▸ Consigna 1: Indica si cada una de las afirmaciones (a), (b) y (c) concuerda con el fragmento de la reseña, respondiendo sí o no y citando literalmente las palabras del fragmento que lo deciden: (a) el director musical aparece en el escenario al comenzar el segundo acto; (b) el libreto original venía acompañado del lema "la bondad triunfa"; (c) la kelly termina conservando sus hazañas de princesa.
▸ Consigna 2: Prosigue el fragmento de la reseña sobre la puesta en escena a partir de su última oración.

▸ Fragmento citado:
Pero hay más: desde el encendido de las luces y la proyección en el fondo del escenario de las butacas del teatro, a modo de espejo de los propios espectadores, hasta la inclusión del director musical, Riccardo Frizza, en el escenario por sorpresa al comenzar el segundo acto, pasando por las proyecciones y constantes efectos visuales.
Todo vale para quitarle hierro al asunto y reírse de las pretendidas lecciones morales que, en realidad, no pueden ser tomadas en serio por más que el libretto original viniese orlado por el lema “la bondad triunfa”. Pero ni antes, ni ahora. Y para muestra, la kelly, un símbolo de la precariedad laboral que acaba en el punto de partida, desposeída de todas sus hazañas como princesa de cuento. Por ella, como por un colectivo tan castigado, el distinguido público del estreno, ministros y líder de la oposición incluidos, quizás pudieran hacer algo en sus horas de trabajo, de modo que probasen, esta vez sí, que “la bondad triunfa”.

▸ Datos proporcionados:
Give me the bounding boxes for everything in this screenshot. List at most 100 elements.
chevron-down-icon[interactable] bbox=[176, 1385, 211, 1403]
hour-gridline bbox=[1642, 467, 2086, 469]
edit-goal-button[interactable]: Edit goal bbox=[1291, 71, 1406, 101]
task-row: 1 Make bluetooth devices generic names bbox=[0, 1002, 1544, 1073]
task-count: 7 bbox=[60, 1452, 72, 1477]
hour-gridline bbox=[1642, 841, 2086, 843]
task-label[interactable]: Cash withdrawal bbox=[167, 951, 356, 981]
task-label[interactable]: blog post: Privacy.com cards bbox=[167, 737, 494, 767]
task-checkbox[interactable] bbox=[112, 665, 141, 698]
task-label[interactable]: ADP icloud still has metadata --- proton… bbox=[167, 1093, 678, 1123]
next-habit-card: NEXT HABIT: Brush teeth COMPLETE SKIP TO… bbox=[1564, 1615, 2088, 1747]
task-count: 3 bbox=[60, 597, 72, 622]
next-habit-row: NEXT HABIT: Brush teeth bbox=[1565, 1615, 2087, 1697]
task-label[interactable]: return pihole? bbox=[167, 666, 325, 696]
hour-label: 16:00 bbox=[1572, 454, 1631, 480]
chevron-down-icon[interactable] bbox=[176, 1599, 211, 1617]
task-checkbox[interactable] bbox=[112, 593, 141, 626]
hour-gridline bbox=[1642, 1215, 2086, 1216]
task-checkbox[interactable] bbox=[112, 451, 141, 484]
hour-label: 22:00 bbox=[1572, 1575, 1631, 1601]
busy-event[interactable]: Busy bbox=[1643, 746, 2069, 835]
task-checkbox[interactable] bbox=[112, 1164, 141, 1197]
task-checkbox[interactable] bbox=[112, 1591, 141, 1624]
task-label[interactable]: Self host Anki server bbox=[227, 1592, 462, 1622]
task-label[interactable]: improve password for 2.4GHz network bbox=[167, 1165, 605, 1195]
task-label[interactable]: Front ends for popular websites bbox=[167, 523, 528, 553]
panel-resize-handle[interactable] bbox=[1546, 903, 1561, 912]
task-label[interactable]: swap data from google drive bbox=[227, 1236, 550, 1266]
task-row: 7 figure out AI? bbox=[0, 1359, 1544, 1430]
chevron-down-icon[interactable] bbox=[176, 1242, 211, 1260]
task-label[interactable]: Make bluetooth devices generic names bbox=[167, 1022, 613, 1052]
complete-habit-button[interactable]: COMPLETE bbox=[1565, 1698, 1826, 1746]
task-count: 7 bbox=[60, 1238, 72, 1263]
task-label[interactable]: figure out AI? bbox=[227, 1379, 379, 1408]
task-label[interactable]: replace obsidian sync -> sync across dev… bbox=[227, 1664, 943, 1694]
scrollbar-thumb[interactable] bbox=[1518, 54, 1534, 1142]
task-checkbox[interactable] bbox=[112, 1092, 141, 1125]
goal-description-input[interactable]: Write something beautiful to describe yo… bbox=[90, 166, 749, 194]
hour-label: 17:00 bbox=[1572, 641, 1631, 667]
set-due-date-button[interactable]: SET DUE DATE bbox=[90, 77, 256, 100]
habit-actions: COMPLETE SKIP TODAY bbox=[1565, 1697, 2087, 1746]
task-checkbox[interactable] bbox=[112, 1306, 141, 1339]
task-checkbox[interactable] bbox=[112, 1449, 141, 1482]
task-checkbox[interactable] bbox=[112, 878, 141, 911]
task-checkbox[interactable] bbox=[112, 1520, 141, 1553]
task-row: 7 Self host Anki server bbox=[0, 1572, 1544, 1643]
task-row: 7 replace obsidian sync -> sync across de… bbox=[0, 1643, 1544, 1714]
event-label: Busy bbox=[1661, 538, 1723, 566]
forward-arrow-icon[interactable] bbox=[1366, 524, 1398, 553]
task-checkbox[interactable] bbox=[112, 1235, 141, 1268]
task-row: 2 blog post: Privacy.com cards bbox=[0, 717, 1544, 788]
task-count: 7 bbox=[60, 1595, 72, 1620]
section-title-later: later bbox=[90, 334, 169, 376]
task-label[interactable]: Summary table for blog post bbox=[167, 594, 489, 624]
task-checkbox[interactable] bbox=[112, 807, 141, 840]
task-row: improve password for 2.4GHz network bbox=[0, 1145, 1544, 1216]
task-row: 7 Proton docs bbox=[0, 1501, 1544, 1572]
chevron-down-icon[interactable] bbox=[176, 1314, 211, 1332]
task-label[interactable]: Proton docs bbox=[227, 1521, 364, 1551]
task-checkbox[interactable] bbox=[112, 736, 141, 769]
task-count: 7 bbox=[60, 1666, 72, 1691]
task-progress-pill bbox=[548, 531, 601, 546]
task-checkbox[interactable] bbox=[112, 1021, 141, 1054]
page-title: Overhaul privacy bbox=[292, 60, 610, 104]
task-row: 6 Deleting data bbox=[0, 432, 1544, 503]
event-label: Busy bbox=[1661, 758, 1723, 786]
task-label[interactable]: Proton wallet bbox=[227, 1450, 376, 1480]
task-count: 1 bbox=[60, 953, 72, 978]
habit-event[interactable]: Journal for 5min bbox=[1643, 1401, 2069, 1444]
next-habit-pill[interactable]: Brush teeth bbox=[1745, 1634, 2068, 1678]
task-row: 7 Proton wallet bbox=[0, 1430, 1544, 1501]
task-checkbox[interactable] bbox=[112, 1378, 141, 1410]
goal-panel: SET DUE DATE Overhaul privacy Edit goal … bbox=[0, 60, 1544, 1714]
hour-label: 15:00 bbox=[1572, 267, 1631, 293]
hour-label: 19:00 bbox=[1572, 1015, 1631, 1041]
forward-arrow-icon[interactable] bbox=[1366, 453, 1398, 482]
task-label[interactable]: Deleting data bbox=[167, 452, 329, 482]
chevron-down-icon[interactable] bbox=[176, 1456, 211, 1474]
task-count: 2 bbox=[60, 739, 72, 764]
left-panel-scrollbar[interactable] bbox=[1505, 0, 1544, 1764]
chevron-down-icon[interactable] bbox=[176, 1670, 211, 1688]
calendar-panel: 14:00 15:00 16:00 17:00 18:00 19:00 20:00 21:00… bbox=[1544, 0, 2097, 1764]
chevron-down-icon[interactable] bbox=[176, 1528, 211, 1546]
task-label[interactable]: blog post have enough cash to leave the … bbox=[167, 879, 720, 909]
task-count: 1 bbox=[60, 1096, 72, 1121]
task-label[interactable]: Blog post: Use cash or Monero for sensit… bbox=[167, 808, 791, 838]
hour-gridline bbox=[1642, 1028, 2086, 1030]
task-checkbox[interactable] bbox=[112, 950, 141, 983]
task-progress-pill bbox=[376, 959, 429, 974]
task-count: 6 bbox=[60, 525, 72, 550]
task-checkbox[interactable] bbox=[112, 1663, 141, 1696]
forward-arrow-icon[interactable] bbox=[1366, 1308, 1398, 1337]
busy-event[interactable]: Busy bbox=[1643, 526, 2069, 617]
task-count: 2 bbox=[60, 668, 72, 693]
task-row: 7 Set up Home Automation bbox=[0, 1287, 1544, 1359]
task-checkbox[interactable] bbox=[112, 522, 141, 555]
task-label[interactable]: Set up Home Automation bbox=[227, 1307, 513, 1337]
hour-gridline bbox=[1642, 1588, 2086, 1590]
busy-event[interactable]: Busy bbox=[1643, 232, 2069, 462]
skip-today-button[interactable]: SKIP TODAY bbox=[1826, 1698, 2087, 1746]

▸ Respuesta 1:
(a) Sí: "la inclusión del director musical, Riccardo Frizza, en el escenario por sorpresa al comenzar el segundo acto".
(b) Sí: "el libretto original viniese orlado por el lema “la bondad triunfa”".
(c) No: "acaba en el punto de partida, desposeída de todas sus hazañas como princesa de cuento".

▸ Respuesta 2:
A Rossini tampoco parece preocuparle y el vendaval de su música devora a los propios personajes, esclavos de la partitura, y a la propia trama. En sus continuas progresiones, en sus arias imposibles, llenas de texto escupido a toda velocidad, o en su derroche de virtuosismo se puede medir sin mucho esfuerzo la calidad de orquesta y cantantes. En el foso, Frizza demuestra autoridad y experiencia pese a que no siempre todo funciona como un reloj. La sincronía con las tablas no es fácil y a veces la ligereza y sencillez del compositor se pierde, otorgando un peso a la música que no le conviene, pero el saldo es, sin duda, positivo.
Karine Deshayes, muy aplaudida, cumple con creces su papel como una Cenicienta solvente y quizás demasiado cauta o tímida en más de una ocasión. Las españolas Rocío Pérez y Carol García, en el papel de sus hermanas, le ganan en recursos actorales y gracia. Un peldaño por debajo de la mezzo francesa está Dmitry Korchak, con unas dotes vocales envidiables que, sin embargo, no acaban de cuajar. Destaca Roberto Tagliavini por su solidez, con un papel mucho más modesto que el que interpreta Florian Sempey, este último no siempre claro en su línea vocal y simplemente correcto en su papel de bufón. En el segundo reparto su papel lo interpreta Borja Quiza, quizá con más garantías.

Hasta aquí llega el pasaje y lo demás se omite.